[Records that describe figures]
--------------------------------

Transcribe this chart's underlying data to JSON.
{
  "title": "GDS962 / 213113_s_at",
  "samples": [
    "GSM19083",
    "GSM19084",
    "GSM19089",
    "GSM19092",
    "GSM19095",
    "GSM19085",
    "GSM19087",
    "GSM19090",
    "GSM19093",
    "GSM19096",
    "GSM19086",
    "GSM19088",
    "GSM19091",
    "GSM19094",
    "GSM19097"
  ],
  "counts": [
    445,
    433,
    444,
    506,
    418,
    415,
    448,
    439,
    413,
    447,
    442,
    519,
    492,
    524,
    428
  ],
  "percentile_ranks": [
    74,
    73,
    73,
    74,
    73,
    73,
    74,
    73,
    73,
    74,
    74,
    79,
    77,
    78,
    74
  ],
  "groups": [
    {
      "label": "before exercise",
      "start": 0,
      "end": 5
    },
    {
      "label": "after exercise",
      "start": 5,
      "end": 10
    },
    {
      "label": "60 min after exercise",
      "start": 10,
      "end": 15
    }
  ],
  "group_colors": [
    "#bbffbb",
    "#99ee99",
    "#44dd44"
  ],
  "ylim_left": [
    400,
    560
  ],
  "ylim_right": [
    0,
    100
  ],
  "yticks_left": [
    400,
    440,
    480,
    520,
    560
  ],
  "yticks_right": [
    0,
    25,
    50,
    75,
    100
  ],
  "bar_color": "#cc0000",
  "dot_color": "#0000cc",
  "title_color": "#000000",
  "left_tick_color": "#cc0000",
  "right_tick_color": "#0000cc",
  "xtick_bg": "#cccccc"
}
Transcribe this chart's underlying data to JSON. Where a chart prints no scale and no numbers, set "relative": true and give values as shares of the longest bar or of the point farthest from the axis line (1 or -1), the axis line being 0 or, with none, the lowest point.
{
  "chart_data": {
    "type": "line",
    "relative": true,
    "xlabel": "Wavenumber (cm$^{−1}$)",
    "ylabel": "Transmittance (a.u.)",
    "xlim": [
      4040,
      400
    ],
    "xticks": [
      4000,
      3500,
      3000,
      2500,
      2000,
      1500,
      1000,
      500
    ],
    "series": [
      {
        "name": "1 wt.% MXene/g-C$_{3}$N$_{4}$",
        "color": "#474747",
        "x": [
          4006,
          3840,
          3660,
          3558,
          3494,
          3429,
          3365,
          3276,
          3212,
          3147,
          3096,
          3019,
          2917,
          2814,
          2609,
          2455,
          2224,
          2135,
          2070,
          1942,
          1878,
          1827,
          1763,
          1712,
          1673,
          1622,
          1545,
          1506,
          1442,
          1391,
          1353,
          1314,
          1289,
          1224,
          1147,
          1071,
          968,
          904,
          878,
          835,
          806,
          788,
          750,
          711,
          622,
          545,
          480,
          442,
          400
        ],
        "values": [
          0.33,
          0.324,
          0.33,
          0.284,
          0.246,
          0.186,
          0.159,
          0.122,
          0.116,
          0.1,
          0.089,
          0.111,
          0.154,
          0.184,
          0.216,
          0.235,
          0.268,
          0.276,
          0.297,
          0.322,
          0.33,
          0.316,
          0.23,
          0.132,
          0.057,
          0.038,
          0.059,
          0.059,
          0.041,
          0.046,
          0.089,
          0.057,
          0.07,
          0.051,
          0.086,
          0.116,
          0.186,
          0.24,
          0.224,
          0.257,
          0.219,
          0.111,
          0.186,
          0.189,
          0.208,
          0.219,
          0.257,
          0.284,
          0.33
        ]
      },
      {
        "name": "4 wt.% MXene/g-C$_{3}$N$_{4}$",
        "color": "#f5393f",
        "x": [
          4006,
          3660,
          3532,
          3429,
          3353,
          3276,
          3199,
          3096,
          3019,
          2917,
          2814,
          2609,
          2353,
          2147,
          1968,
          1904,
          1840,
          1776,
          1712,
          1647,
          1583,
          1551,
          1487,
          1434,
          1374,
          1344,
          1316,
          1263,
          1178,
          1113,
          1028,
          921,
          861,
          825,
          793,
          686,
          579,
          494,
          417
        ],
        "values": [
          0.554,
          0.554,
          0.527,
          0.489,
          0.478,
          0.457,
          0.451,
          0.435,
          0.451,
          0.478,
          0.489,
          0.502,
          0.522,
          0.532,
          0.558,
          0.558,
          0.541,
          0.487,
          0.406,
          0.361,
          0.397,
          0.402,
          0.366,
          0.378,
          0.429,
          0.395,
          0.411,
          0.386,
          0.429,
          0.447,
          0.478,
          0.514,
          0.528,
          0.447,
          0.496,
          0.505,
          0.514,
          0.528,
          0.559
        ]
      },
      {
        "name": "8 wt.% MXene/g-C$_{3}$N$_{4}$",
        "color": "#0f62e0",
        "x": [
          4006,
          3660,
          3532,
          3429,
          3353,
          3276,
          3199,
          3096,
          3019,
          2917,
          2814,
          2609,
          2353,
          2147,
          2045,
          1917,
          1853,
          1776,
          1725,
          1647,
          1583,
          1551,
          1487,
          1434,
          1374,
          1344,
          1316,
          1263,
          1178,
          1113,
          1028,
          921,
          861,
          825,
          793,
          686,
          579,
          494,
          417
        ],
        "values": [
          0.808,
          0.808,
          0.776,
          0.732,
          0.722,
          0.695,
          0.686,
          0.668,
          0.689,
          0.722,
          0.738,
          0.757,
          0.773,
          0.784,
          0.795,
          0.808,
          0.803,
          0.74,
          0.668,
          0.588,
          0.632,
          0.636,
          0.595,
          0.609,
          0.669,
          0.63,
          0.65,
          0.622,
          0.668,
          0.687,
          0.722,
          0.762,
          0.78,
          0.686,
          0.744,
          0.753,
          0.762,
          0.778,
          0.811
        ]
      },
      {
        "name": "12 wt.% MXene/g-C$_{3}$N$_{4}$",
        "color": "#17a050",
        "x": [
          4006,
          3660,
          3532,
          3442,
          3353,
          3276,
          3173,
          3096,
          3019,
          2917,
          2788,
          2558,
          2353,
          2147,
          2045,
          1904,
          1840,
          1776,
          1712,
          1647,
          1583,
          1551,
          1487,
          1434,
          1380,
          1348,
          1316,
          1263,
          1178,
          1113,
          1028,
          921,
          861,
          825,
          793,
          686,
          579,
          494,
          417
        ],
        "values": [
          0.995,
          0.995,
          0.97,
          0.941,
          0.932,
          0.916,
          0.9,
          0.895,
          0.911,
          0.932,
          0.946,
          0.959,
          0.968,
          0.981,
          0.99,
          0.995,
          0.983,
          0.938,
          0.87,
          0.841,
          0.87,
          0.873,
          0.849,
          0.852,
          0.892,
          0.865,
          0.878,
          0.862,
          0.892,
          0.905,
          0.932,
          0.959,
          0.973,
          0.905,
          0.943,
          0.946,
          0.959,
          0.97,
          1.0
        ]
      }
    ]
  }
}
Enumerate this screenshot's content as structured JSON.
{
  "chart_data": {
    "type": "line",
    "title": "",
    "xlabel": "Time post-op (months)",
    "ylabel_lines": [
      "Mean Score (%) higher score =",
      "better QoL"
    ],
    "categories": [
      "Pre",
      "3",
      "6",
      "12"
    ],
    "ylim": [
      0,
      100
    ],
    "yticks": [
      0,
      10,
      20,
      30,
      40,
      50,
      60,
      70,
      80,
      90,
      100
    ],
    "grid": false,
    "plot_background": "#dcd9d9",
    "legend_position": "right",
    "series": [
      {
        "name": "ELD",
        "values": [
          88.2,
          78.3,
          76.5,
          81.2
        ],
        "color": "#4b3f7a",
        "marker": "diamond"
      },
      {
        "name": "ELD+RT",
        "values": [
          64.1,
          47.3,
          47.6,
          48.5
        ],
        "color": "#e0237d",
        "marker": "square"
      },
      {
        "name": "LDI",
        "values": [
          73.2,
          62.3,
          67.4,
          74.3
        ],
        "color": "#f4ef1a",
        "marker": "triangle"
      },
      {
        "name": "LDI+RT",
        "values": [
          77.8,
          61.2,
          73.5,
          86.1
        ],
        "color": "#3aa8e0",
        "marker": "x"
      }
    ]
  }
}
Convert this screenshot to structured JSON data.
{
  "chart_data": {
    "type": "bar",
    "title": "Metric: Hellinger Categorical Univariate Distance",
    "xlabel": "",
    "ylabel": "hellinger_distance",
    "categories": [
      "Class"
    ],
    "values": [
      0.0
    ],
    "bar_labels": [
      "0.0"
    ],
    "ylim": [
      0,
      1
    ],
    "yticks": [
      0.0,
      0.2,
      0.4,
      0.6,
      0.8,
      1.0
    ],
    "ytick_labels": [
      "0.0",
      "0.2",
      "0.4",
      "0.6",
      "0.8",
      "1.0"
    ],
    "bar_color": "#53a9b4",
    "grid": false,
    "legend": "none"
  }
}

--------------------------------

--- What is needed ---
Print exactly the lines from the one with "Convert this screenshot" through the end of the data, inclusive.

--- Correct response ---
Convert this screenshot to structured JSON data.
{
  "chart_data": {
    "type": "bar",
    "title": "Metric: Hellinger Categorical Univariate Distance",
    "xlabel": "",
    "ylabel": "hellinger_distance",
    "categories": [
      "Class"
    ],
    "values": [
      0.0
    ],
    "bar_labels": [
      "0.0"
    ],
    "ylim": [
      0,
      1
    ],
    "yticks": [
      0.0,
      0.2,
      0.4,
      0.6,
      0.8,
      1.0
    ],
    "ytick_labels": [
      "0.0",
      "0.2",
      "0.4",
      "0.6",
      "0.8",
      "1.0"
    ],
    "bar_color": "#53a9b4",
    "grid": false,
    "legend": "none"
  }
}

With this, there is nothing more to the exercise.